▶ **Your objective**: Set every line down exactly, from the one that has "Enumerate this screenshot's" through the final one, and keep the pictures out.

▶ **Record list**:
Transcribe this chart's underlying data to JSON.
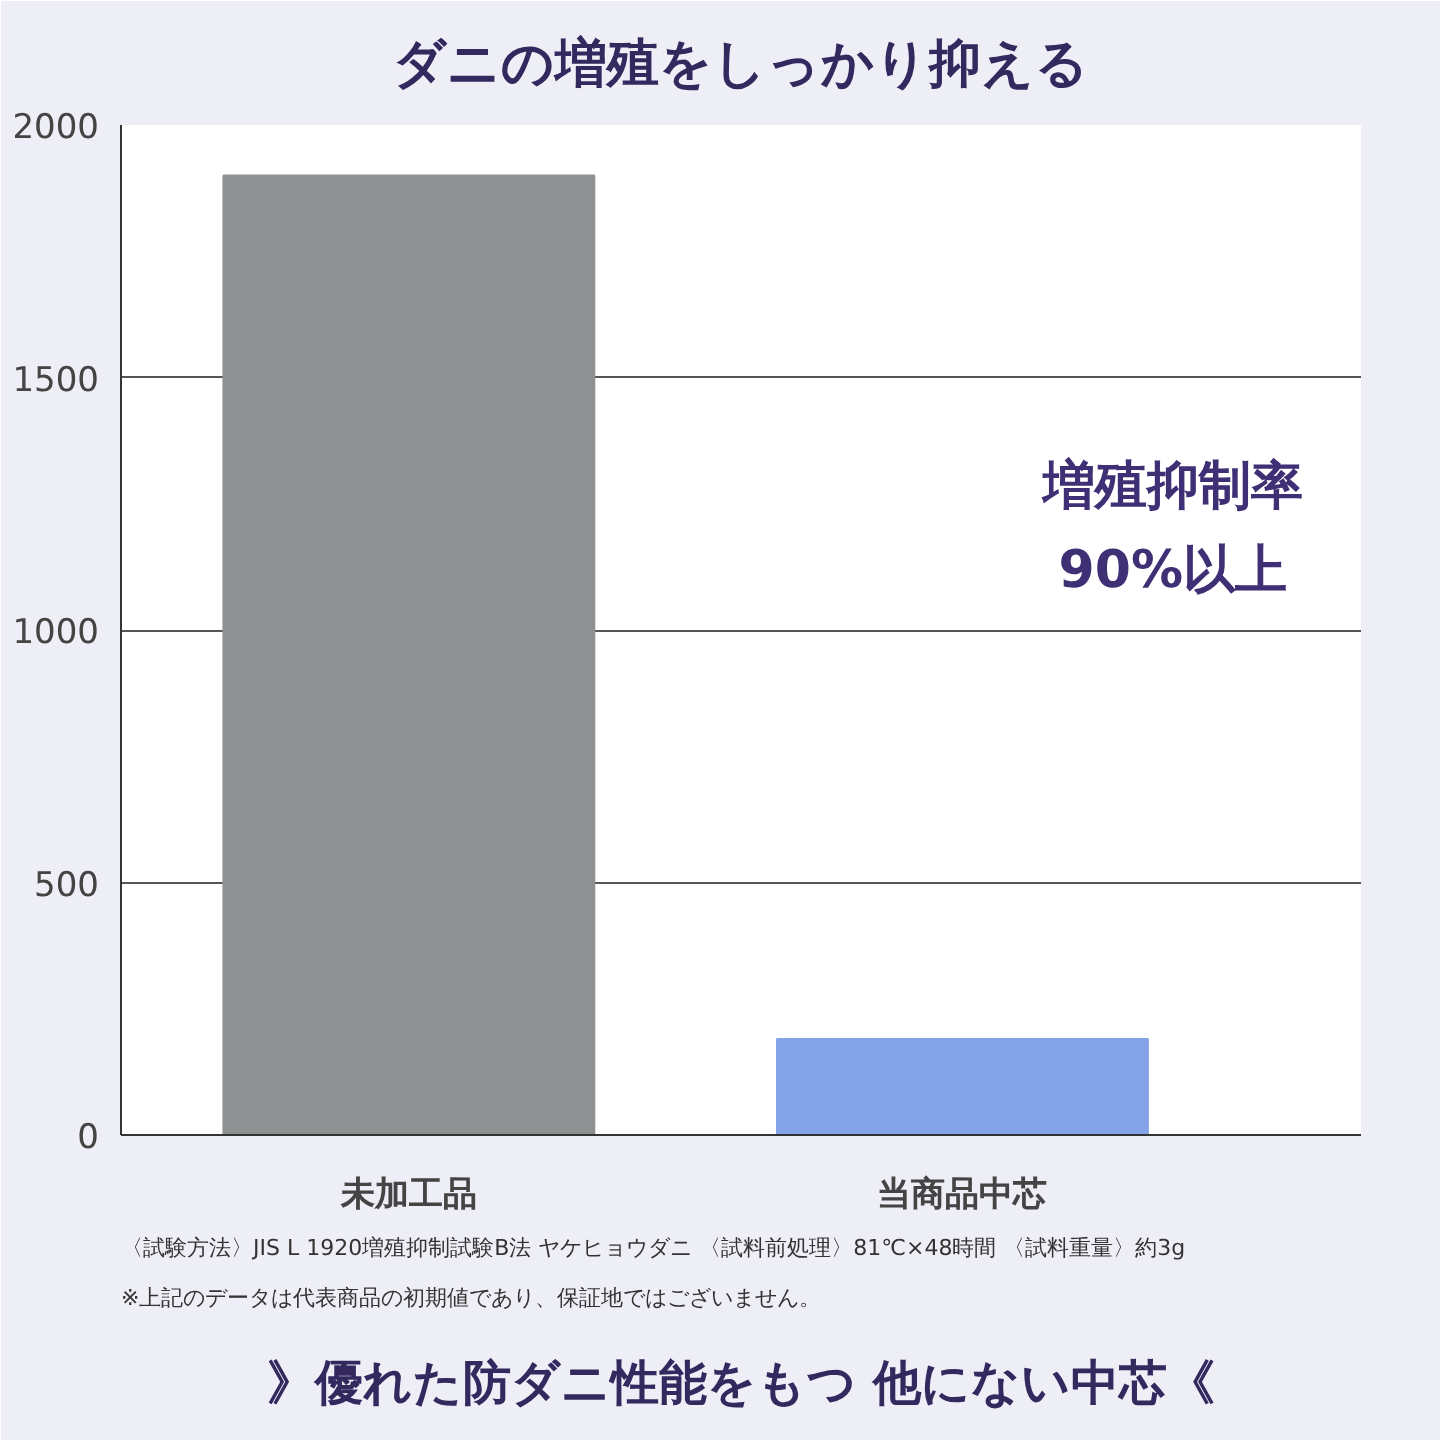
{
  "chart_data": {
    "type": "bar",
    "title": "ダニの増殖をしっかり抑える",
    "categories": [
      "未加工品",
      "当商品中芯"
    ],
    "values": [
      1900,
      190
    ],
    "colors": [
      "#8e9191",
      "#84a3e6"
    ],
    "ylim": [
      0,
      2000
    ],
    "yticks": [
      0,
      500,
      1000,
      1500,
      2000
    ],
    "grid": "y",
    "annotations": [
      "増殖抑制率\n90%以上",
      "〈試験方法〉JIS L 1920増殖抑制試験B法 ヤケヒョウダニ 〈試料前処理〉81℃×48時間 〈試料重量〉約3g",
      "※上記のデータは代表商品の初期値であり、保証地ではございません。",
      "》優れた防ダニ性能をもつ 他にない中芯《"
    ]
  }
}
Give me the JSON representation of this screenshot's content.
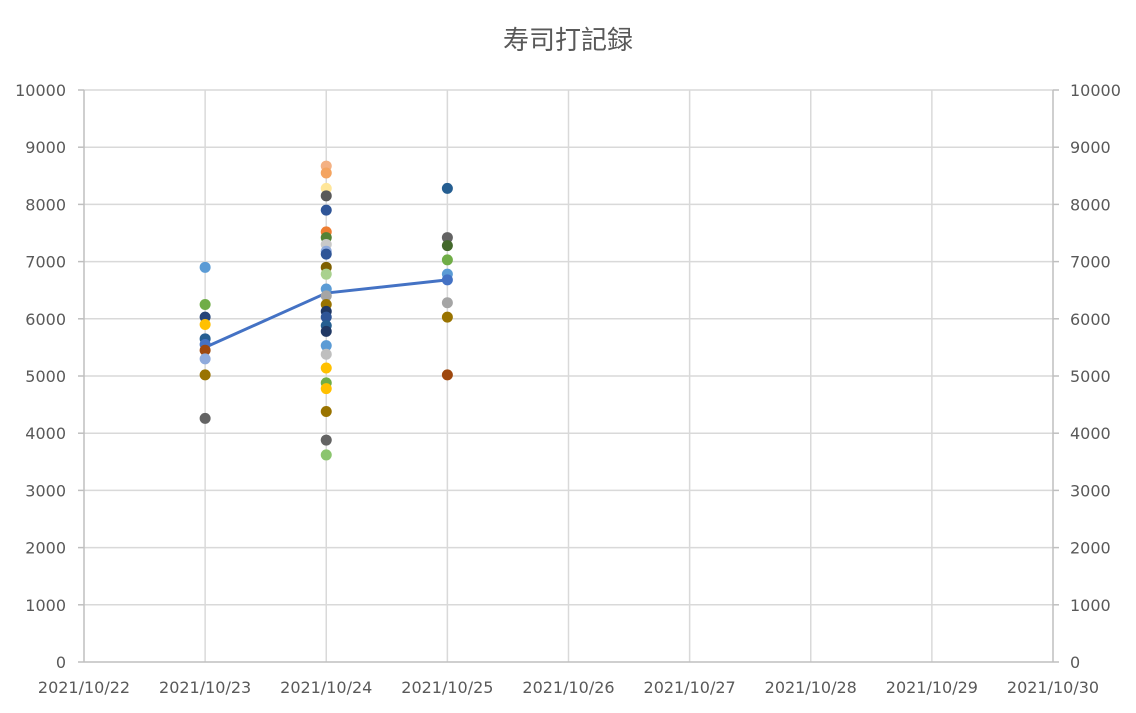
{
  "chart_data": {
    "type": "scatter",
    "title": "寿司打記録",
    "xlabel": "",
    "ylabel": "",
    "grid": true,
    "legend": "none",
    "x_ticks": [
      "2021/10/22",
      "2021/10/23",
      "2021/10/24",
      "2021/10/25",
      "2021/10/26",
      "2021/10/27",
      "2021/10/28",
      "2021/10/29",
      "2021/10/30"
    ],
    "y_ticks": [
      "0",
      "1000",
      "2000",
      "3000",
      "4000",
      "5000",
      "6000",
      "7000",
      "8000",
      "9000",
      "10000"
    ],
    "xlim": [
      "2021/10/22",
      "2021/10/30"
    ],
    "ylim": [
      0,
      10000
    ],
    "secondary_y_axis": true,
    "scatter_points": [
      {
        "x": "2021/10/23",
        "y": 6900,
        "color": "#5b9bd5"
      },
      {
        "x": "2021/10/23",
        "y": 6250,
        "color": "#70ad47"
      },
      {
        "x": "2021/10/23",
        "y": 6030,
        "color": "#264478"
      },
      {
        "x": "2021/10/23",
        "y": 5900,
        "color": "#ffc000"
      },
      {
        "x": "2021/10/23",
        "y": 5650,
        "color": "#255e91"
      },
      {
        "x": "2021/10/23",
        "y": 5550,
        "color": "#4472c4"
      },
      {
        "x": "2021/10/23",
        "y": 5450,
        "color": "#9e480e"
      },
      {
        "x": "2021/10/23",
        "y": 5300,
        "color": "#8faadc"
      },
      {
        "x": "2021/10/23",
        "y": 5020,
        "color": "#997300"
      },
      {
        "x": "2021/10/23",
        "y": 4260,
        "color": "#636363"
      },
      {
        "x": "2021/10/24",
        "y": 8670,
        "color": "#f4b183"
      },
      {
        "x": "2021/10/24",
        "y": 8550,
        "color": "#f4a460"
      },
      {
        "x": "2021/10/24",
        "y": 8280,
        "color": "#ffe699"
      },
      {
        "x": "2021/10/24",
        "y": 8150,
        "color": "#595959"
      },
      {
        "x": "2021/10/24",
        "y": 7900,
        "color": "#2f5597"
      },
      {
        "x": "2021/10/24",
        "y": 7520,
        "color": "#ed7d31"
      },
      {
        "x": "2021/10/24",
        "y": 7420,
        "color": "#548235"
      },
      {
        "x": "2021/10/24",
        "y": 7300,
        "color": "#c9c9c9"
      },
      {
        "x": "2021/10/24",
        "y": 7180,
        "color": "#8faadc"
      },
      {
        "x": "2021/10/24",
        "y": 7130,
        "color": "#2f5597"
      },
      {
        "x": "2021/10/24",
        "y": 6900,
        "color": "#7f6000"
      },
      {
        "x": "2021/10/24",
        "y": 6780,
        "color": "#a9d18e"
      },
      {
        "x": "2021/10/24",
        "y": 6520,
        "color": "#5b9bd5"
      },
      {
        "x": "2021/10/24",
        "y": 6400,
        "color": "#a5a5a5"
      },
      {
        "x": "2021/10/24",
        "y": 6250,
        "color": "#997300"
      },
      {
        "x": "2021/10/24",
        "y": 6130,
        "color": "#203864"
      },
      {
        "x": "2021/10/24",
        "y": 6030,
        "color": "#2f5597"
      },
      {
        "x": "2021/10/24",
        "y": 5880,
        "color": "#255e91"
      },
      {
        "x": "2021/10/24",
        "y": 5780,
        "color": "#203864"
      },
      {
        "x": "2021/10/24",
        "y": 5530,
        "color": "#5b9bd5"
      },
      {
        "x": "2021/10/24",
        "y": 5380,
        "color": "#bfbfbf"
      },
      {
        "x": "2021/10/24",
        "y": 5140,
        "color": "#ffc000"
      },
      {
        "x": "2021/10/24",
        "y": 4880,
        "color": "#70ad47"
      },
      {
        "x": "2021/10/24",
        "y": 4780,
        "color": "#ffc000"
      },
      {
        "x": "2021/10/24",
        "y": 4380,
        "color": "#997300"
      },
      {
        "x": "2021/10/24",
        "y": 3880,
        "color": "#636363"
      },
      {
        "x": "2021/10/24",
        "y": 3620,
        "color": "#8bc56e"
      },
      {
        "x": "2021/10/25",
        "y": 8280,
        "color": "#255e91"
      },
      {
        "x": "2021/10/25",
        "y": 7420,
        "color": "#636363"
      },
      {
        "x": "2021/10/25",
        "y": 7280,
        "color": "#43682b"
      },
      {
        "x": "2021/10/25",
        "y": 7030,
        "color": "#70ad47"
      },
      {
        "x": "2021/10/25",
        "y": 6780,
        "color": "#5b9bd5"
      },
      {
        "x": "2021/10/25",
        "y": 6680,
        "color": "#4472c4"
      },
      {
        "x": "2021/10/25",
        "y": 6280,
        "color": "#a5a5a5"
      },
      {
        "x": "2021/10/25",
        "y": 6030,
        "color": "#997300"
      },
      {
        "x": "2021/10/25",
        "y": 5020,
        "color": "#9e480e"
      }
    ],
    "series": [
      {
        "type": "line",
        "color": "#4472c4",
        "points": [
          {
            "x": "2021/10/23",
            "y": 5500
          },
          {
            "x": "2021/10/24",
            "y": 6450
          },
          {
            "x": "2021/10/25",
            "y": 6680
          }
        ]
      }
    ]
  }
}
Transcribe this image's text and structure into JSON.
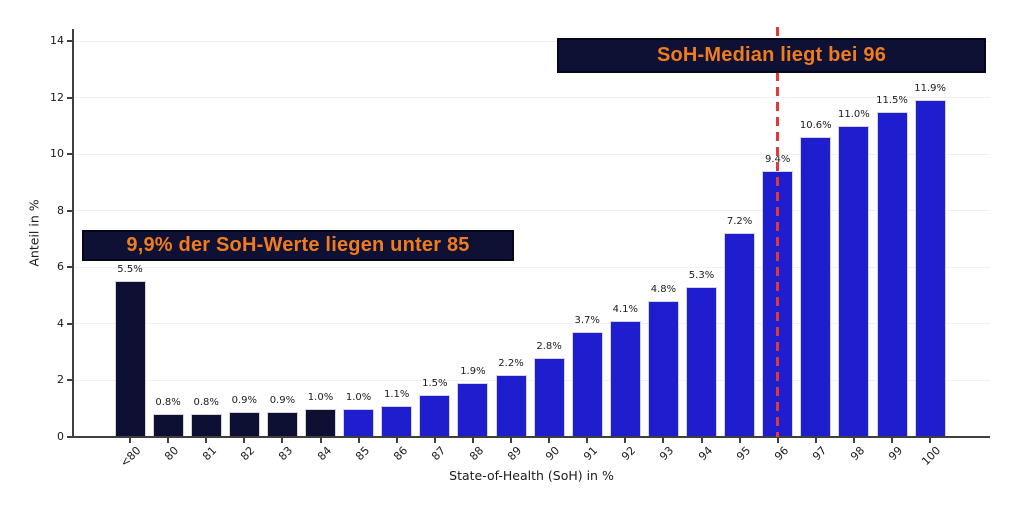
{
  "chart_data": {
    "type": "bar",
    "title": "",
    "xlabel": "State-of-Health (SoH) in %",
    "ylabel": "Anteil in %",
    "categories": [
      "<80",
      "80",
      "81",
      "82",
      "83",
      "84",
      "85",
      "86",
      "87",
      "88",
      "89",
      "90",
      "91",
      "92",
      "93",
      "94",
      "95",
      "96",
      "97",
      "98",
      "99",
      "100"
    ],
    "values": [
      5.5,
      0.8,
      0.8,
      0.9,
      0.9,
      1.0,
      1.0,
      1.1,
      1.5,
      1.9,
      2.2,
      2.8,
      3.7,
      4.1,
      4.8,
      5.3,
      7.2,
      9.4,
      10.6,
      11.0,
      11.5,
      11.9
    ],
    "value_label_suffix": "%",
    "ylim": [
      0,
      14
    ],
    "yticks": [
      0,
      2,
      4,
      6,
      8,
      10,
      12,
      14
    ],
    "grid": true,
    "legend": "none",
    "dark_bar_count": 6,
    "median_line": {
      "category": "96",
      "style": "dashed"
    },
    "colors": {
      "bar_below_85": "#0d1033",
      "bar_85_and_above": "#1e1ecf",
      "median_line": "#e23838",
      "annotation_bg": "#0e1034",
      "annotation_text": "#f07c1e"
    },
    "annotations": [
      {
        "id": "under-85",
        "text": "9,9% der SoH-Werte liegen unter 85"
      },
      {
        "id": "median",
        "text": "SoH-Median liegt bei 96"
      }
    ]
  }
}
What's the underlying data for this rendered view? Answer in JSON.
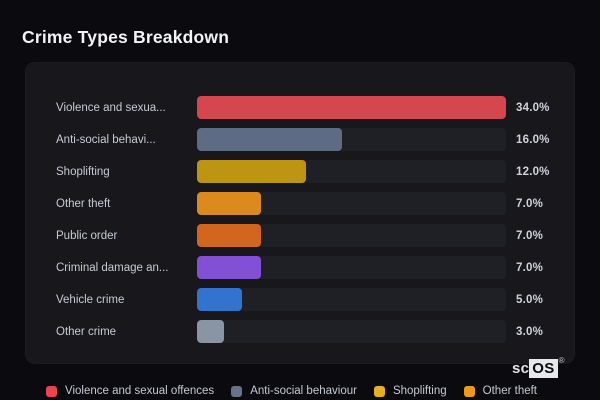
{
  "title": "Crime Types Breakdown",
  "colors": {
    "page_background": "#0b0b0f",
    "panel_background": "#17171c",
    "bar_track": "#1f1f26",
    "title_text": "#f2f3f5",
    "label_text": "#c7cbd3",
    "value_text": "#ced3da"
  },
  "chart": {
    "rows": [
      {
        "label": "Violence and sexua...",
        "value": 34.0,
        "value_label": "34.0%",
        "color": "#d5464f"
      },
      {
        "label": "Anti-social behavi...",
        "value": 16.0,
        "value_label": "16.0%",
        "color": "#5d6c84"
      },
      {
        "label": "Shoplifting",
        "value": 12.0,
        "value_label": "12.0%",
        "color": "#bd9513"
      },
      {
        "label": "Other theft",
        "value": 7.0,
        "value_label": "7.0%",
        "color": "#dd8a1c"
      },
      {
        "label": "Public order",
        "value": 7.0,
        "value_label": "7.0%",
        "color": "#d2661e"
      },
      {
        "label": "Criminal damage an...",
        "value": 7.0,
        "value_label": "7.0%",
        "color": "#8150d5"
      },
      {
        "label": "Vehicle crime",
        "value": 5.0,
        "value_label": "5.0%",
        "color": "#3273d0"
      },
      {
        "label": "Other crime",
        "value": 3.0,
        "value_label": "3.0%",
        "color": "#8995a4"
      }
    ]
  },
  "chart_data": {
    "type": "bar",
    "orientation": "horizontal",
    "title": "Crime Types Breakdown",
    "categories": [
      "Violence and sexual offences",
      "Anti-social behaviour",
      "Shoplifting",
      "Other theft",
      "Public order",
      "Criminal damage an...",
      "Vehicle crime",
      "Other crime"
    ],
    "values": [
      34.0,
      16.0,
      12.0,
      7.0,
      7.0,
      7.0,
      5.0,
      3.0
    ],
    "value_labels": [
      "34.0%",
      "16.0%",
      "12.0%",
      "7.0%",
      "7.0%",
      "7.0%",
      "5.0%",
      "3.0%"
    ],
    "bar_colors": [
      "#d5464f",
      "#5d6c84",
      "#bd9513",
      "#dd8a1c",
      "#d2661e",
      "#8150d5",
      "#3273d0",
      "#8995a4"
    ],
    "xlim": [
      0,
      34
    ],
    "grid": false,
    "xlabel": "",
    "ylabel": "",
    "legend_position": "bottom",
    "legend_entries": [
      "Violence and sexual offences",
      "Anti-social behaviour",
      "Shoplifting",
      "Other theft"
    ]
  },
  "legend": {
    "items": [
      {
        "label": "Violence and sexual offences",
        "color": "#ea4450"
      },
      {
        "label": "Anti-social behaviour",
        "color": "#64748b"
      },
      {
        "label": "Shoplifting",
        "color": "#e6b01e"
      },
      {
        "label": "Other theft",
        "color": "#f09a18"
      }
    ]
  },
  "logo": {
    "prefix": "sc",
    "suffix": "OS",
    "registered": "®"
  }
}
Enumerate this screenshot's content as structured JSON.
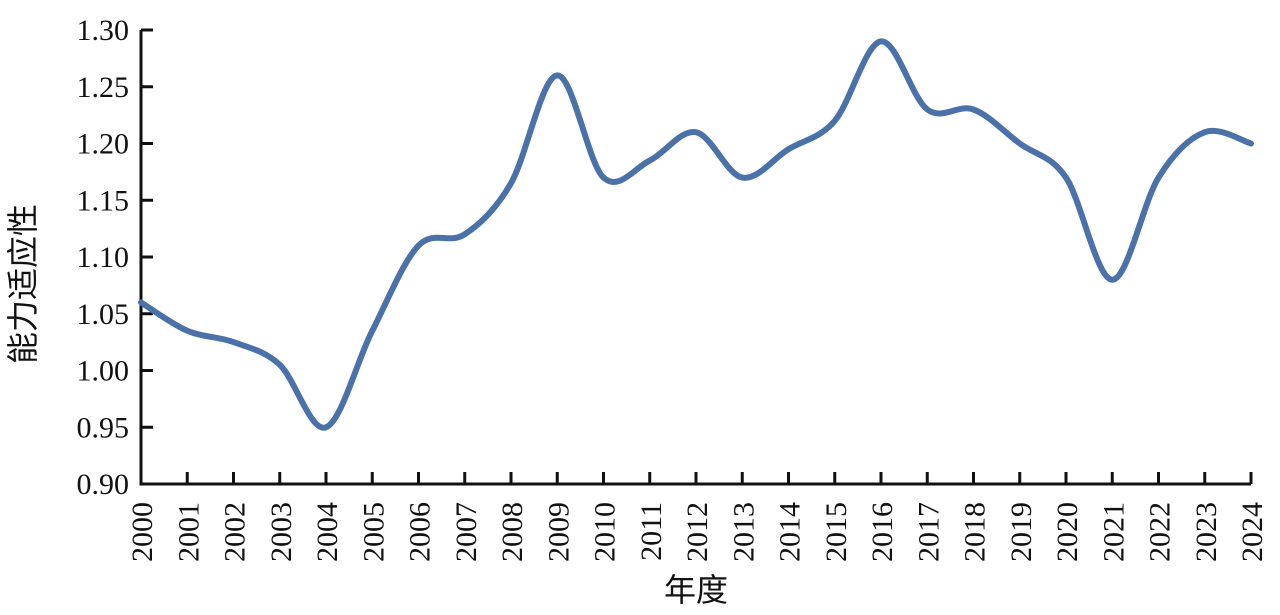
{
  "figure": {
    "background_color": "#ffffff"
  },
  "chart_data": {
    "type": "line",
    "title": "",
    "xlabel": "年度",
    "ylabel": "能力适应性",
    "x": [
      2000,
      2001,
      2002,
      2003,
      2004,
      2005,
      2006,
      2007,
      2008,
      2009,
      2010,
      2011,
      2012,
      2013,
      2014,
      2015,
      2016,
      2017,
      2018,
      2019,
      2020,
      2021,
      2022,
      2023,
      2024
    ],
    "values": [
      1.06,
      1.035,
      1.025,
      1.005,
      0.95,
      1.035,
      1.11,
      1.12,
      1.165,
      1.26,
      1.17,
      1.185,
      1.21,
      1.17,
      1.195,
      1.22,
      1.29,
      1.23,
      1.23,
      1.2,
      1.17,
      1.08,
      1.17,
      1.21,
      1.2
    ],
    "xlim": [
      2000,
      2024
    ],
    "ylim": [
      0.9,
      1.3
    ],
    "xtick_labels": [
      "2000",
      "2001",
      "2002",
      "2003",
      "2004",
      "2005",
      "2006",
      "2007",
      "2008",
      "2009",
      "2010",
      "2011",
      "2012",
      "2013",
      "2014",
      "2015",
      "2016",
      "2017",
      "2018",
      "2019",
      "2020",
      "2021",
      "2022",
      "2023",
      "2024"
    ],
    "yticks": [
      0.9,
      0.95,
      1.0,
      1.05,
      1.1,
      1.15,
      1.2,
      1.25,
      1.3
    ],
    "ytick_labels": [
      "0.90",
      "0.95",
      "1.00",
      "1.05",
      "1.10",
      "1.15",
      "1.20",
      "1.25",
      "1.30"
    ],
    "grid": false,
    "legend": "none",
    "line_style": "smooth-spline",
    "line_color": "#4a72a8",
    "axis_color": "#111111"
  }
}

▶ **Complete output**:
Enumerate this screenshot's content as structured JSON.
{
  "figure": {
    "background_color": "#ffffff"
  },
  "chart_data": {
    "type": "line",
    "title": "",
    "xlabel": "年度",
    "ylabel": "能力适应性",
    "x": [
      2000,
      2001,
      2002,
      2003,
      2004,
      2005,
      2006,
      2007,
      2008,
      2009,
      2010,
      2011,
      2012,
      2013,
      2014,
      2015,
      2016,
      2017,
      2018,
      2019,
      2020,
      2021,
      2022,
      2023,
      2024
    ],
    "values": [
      1.06,
      1.035,
      1.025,
      1.005,
      0.95,
      1.035,
      1.11,
      1.12,
      1.165,
      1.26,
      1.17,
      1.185,
      1.21,
      1.17,
      1.195,
      1.22,
      1.29,
      1.23,
      1.23,
      1.2,
      1.17,
      1.08,
      1.17,
      1.21,
      1.2
    ],
    "xlim": [
      2000,
      2024
    ],
    "ylim": [
      0.9,
      1.3
    ],
    "xtick_labels": [
      "2000",
      "2001",
      "2002",
      "2003",
      "2004",
      "2005",
      "2006",
      "2007",
      "2008",
      "2009",
      "2010",
      "2011",
      "2012",
      "2013",
      "2014",
      "2015",
      "2016",
      "2017",
      "2018",
      "2019",
      "2020",
      "2021",
      "2022",
      "2023",
      "2024"
    ],
    "yticks": [
      0.9,
      0.95,
      1.0,
      1.05,
      1.1,
      1.15,
      1.2,
      1.25,
      1.3
    ],
    "ytick_labels": [
      "0.90",
      "0.95",
      "1.00",
      "1.05",
      "1.10",
      "1.15",
      "1.20",
      "1.25",
      "1.30"
    ],
    "grid": false,
    "legend": "none",
    "line_style": "smooth-spline",
    "line_color": "#4a72a8",
    "axis_color": "#111111"
  }
}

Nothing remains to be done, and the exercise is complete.